#### DATA FOR THE TASK
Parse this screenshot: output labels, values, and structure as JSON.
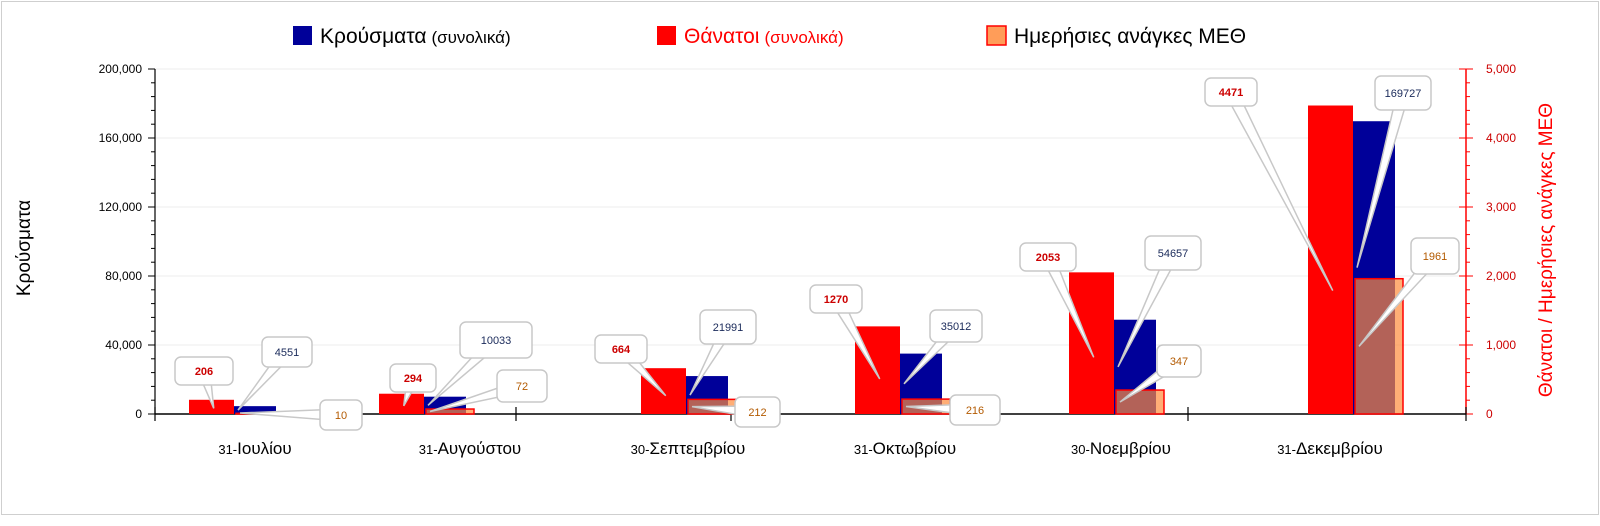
{
  "chart_data": {
    "type": "bar",
    "categories": [
      "31-Ιουλίου",
      "31-Αυγούστου",
      "30-Σεπτεμβρίου",
      "31-Οκτωβρίου",
      "30-Νοεμβρίου",
      "31-Δεκεμβρίου"
    ],
    "category_parts": [
      [
        "31-",
        "Ιουλίου"
      ],
      [
        "31-",
        "Αυγούστου"
      ],
      [
        "30-",
        "Σεπτεμβρίου"
      ],
      [
        "31-",
        "Οκτωβρίου"
      ],
      [
        "30-",
        "Νοεμβρίου"
      ],
      [
        "31-",
        "Δεκεμβρίου"
      ]
    ],
    "series": [
      {
        "name": "Θάνατοι (συνολικά)",
        "axis": "right",
        "color": "#ff0000",
        "label_color": "#cc0000",
        "values": [
          206,
          294,
          664,
          1270,
          2053,
          4471
        ]
      },
      {
        "name": "Κρούσματα (συνολικά)",
        "axis": "left",
        "color": "#000099",
        "label_color": "#1a2a5a",
        "values": [
          4551,
          10033,
          21991,
          35012,
          54657,
          169727
        ]
      },
      {
        "name": "Ημερήσιες ανάγκες ΜΕΘ",
        "axis": "right",
        "color": "#ff8c3c",
        "label_color": "#b35a00",
        "values": [
          10,
          72,
          212,
          216,
          347,
          1961
        ]
      }
    ],
    "legend": {
      "placement": "top",
      "items": [
        {
          "main": "Κρούσματα",
          "sub": "(συνολικά)",
          "color": "#000099",
          "text_color": "#000000"
        },
        {
          "main": "Θάνατοι",
          "sub": "(συνολικά)",
          "color": "#ff0000",
          "text_color": "#ff0000"
        },
        {
          "main": "Ημερήσιες ανάγκες ΜΕΘ",
          "sub": "",
          "color": "#ff8c3c",
          "text_color": "#000000"
        }
      ]
    },
    "ylabel": "Κρούσματα",
    "y2label": "Θάνατοι / Ημερήσιες ανάγκες ΜΕΘ",
    "ylim": [
      0,
      200000
    ],
    "y2lim": [
      0,
      5000
    ],
    "yticks": [
      "0",
      "40,000",
      "80,000",
      "120,000",
      "160,000",
      "200,000"
    ],
    "y2ticks": [
      "0",
      "1,000",
      "2,000",
      "3,000",
      "4,000",
      "5,000"
    ],
    "grid": true
  }
}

#### JOB
Exactly reproduce the entries above, minus the pictures.

#### WORKED SOLUTION
Parse this screenshot: output labels, values, and structure as JSON.
{
  "chart_data": {
    "type": "bar",
    "categories": [
      "31-Ιουλίου",
      "31-Αυγούστου",
      "30-Σεπτεμβρίου",
      "31-Οκτωβρίου",
      "30-Νοεμβρίου",
      "31-Δεκεμβρίου"
    ],
    "category_parts": [
      [
        "31-",
        "Ιουλίου"
      ],
      [
        "31-",
        "Αυγούστου"
      ],
      [
        "30-",
        "Σεπτεμβρίου"
      ],
      [
        "31-",
        "Οκτωβρίου"
      ],
      [
        "30-",
        "Νοεμβρίου"
      ],
      [
        "31-",
        "Δεκεμβρίου"
      ]
    ],
    "series": [
      {
        "name": "Θάνατοι (συνολικά)",
        "axis": "right",
        "color": "#ff0000",
        "label_color": "#cc0000",
        "values": [
          206,
          294,
          664,
          1270,
          2053,
          4471
        ]
      },
      {
        "name": "Κρούσματα (συνολικά)",
        "axis": "left",
        "color": "#000099",
        "label_color": "#1a2a5a",
        "values": [
          4551,
          10033,
          21991,
          35012,
          54657,
          169727
        ]
      },
      {
        "name": "Ημερήσιες ανάγκες ΜΕΘ",
        "axis": "right",
        "color": "#ff8c3c",
        "label_color": "#b35a00",
        "values": [
          10,
          72,
          212,
          216,
          347,
          1961
        ]
      }
    ],
    "legend": {
      "placement": "top",
      "items": [
        {
          "main": "Κρούσματα",
          "sub": "(συνολικά)",
          "color": "#000099",
          "text_color": "#000000"
        },
        {
          "main": "Θάνατοι",
          "sub": "(συνολικά)",
          "color": "#ff0000",
          "text_color": "#ff0000"
        },
        {
          "main": "Ημερήσιες ανάγκες ΜΕΘ",
          "sub": "",
          "color": "#ff8c3c",
          "text_color": "#000000"
        }
      ]
    },
    "ylabel": "Κρούσματα",
    "y2label": "Θάνατοι / Ημερήσιες ανάγκες ΜΕΘ",
    "ylim": [
      0,
      200000
    ],
    "y2lim": [
      0,
      5000
    ],
    "yticks": [
      "0",
      "40,000",
      "80,000",
      "120,000",
      "160,000",
      "200,000"
    ],
    "y2ticks": [
      "0",
      "1,000",
      "2,000",
      "3,000",
      "4,000",
      "5,000"
    ],
    "grid": true
  }
}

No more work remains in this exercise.